» **Records from a data collection**:
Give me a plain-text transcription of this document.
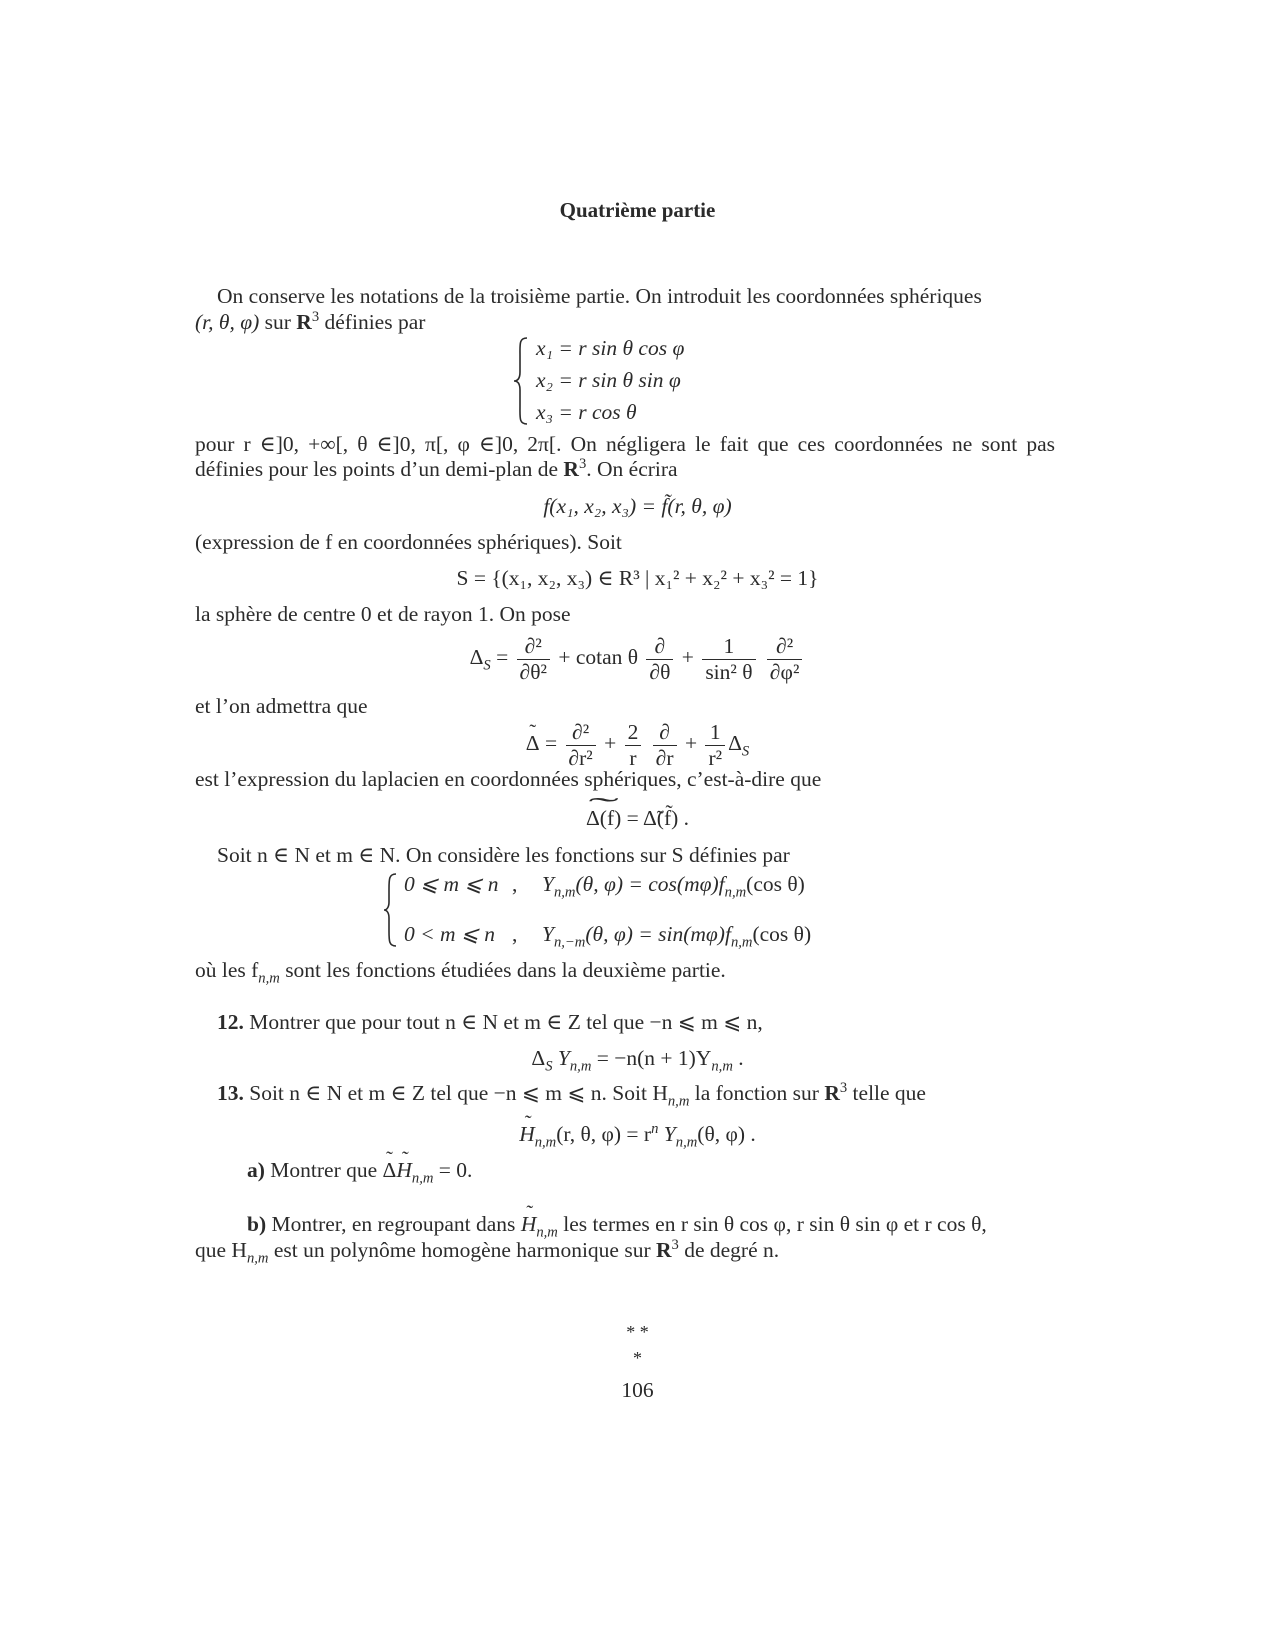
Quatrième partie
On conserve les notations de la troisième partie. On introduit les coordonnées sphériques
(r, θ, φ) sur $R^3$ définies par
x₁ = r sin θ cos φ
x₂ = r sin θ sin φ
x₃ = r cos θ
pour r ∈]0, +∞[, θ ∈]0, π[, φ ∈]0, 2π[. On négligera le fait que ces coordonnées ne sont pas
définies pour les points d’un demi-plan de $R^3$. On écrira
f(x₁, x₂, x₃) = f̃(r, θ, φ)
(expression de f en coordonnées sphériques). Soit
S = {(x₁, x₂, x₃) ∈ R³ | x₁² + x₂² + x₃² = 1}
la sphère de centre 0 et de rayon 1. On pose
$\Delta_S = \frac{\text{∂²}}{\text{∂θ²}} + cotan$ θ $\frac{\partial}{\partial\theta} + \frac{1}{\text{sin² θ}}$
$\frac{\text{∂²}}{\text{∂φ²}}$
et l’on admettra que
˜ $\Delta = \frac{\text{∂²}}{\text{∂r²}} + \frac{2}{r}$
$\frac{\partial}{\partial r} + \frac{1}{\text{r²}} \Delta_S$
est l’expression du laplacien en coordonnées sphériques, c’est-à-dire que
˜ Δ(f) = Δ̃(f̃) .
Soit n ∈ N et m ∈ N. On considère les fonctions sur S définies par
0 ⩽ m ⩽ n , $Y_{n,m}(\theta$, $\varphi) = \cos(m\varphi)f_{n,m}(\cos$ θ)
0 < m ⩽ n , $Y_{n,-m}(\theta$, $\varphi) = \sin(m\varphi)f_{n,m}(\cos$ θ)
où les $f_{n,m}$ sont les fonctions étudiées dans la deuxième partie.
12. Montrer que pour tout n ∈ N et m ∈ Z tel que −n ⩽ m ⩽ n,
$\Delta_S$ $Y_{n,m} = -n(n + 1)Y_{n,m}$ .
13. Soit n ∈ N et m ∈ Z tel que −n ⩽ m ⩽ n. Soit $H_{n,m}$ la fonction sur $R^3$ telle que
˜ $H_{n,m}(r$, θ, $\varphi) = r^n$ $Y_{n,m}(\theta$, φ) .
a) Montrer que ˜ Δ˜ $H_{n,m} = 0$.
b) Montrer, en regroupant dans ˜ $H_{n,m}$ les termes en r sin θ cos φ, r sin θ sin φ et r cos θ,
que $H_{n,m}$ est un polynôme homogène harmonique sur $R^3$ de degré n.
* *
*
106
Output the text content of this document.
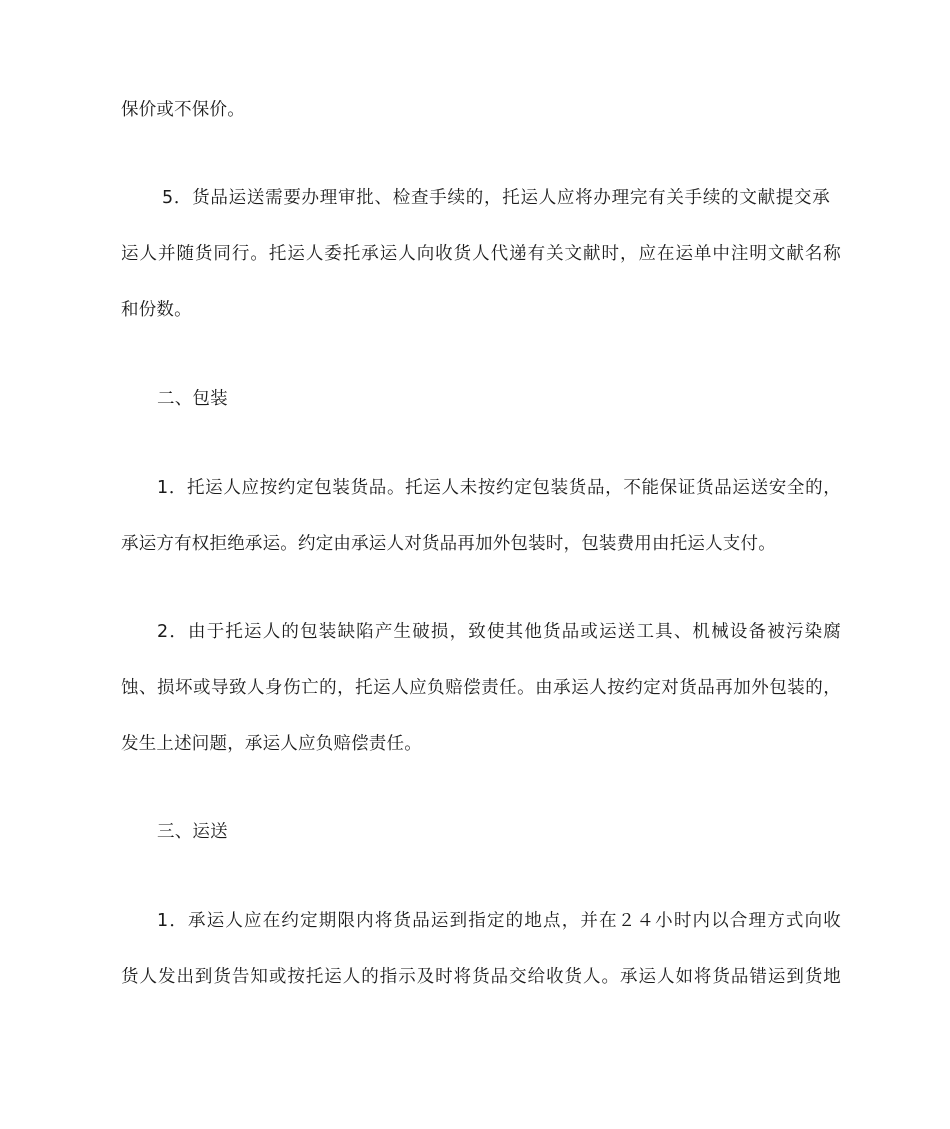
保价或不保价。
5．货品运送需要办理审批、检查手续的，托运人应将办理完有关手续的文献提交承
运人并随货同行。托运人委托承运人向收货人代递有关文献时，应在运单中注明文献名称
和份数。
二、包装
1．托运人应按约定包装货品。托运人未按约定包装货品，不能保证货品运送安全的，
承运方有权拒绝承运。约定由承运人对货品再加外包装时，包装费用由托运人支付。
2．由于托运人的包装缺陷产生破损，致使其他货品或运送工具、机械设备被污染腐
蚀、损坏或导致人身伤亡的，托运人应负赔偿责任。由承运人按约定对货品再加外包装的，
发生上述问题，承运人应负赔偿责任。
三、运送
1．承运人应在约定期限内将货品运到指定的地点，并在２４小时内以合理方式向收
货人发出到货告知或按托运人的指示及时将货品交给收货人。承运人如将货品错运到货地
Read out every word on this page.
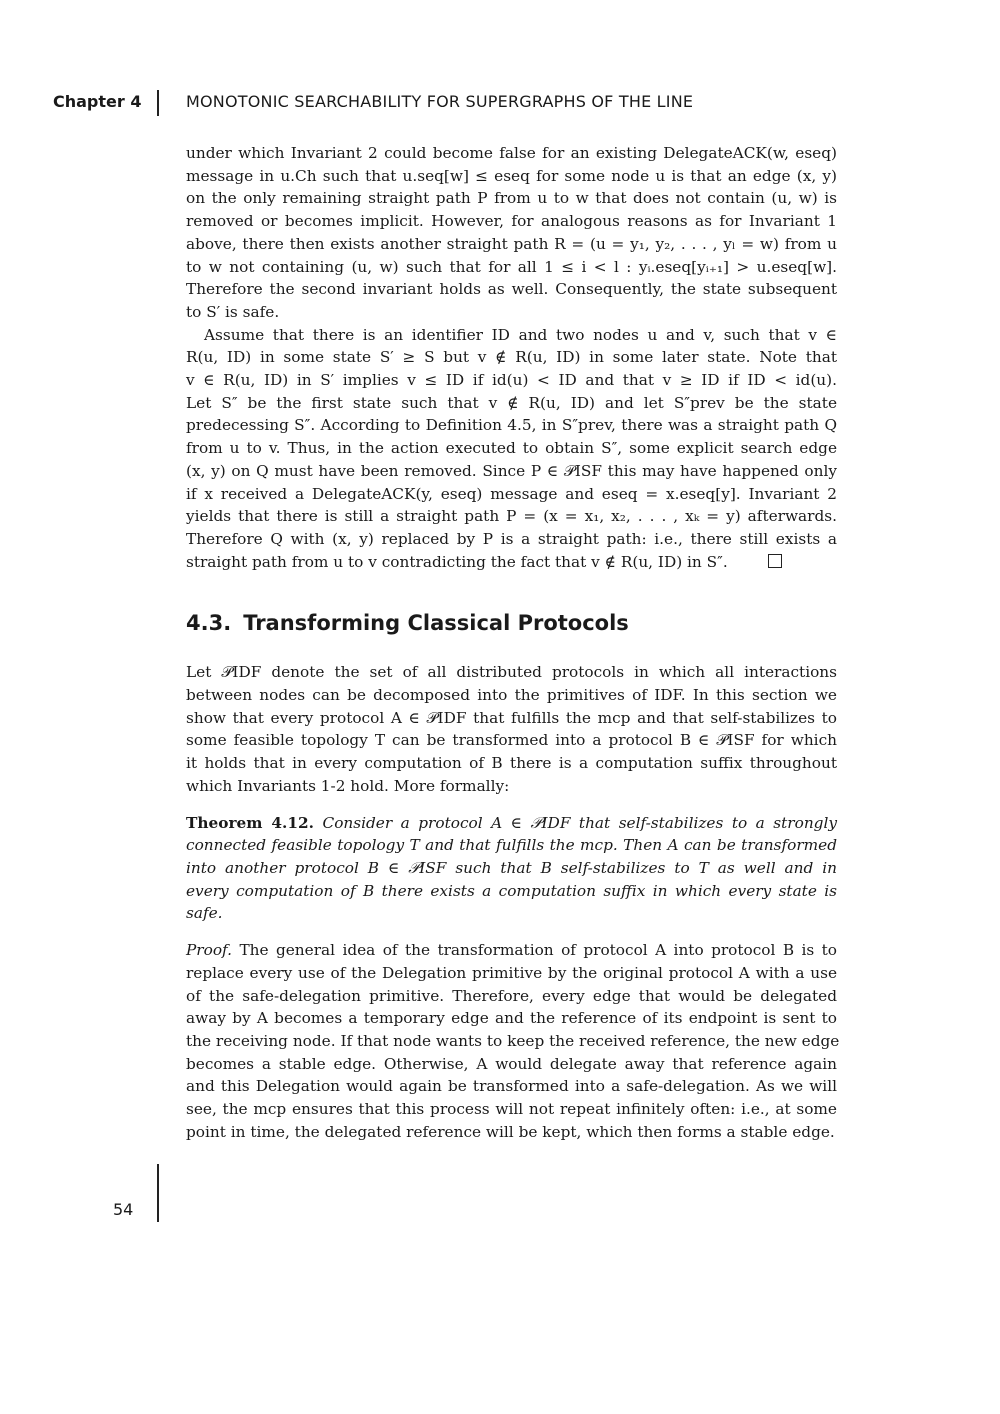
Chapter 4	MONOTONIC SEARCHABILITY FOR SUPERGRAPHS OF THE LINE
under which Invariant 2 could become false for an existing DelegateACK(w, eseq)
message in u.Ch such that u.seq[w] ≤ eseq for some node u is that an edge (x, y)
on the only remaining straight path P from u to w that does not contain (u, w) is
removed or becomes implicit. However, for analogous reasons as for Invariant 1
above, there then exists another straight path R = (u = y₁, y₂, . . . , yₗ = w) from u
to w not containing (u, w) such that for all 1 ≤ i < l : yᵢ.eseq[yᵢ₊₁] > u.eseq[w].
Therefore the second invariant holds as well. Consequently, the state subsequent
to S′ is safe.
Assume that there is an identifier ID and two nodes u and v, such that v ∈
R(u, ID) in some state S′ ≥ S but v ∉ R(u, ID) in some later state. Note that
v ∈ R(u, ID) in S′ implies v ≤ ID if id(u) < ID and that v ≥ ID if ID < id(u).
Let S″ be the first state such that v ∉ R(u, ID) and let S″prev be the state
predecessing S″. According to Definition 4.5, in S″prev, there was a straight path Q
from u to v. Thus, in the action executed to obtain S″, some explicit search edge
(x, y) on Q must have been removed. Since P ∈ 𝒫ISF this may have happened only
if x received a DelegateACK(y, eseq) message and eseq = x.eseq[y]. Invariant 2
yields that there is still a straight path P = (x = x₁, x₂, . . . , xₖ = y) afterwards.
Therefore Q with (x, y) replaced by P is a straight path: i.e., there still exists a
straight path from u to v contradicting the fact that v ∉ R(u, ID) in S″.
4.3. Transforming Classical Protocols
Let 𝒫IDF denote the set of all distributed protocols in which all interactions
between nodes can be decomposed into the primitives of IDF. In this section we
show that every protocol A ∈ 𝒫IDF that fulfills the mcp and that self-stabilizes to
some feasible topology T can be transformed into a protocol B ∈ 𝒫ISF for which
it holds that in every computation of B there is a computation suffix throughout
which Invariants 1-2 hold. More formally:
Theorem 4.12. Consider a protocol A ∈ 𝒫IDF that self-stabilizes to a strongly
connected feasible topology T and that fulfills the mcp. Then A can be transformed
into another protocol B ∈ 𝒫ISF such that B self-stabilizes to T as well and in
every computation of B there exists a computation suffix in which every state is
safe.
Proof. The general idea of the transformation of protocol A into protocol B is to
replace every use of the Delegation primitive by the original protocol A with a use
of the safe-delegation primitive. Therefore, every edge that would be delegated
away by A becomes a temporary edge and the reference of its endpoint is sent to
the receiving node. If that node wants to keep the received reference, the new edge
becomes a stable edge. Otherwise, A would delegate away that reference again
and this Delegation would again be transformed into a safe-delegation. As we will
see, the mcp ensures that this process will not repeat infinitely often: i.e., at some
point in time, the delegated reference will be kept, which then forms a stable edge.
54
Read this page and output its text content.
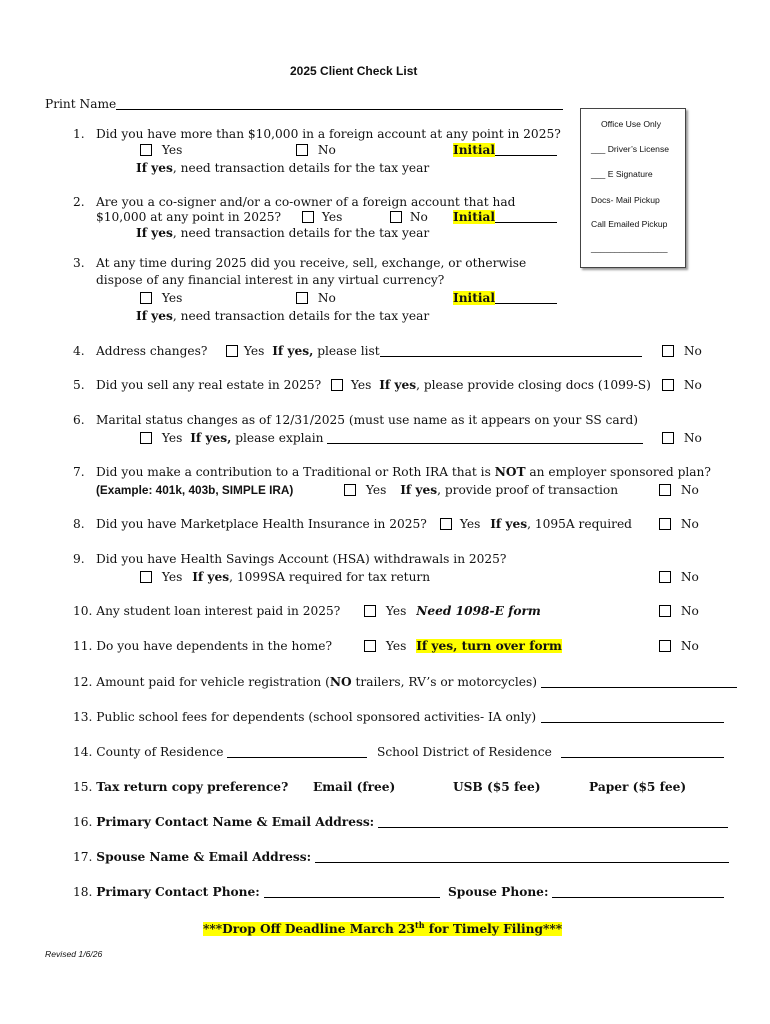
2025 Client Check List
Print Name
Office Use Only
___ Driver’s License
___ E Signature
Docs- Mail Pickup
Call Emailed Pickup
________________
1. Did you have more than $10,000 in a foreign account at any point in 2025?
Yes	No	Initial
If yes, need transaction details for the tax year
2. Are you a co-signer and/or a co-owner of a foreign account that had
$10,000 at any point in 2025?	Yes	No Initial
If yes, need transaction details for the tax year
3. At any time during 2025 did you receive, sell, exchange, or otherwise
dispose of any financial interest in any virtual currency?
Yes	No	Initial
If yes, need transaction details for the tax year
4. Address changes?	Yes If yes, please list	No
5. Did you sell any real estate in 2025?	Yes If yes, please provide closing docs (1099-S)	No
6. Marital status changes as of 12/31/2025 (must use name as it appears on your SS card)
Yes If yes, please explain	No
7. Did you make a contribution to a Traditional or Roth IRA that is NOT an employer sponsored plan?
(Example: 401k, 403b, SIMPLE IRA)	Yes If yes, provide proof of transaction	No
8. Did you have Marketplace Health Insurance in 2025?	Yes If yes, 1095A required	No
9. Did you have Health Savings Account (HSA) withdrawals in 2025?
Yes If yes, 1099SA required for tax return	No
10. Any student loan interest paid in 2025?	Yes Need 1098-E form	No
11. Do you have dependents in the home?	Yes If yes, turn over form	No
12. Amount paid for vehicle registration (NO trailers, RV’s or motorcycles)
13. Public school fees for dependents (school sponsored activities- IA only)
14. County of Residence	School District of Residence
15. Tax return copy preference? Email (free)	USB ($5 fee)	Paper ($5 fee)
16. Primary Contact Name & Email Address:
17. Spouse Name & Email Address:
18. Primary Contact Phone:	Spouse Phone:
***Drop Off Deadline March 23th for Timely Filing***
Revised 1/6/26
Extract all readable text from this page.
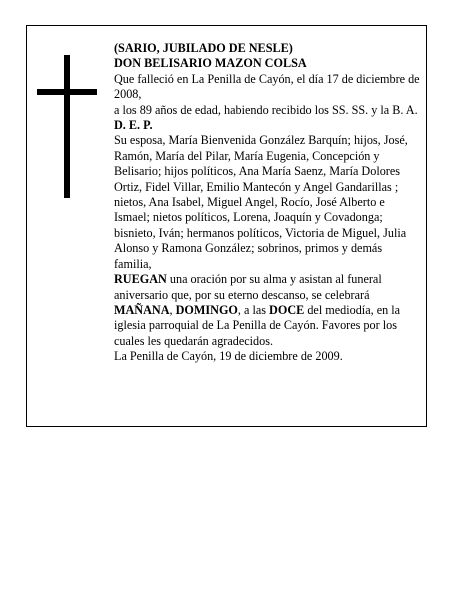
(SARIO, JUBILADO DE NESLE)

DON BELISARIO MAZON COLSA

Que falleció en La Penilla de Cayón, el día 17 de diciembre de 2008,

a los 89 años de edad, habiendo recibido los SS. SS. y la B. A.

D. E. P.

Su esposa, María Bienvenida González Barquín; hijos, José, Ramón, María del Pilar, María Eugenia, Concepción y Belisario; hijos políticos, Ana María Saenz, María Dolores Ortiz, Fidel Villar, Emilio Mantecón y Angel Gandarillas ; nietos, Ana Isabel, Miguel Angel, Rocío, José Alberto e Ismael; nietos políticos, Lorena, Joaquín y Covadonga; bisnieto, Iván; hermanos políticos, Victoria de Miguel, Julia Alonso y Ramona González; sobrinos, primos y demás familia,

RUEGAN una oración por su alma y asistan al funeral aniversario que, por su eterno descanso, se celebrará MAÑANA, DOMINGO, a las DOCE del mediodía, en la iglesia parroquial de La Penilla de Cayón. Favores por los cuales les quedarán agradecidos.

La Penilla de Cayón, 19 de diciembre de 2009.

» **What to produce**: For the listing above, identify each line bearing "Montrer".

» **Answer to this problem**:
12. Montrer que pour tout n ∈ N et m ∈ Z tel que −n ⩽ m ⩽ n,
a) Montrer que ˜ Δ˜ $H_{n,m} = 0$.
b) Montrer, en regroupant dans ˜ $H_{n,m}$ les termes en r sin θ cos φ, r sin θ sin φ et r cos θ,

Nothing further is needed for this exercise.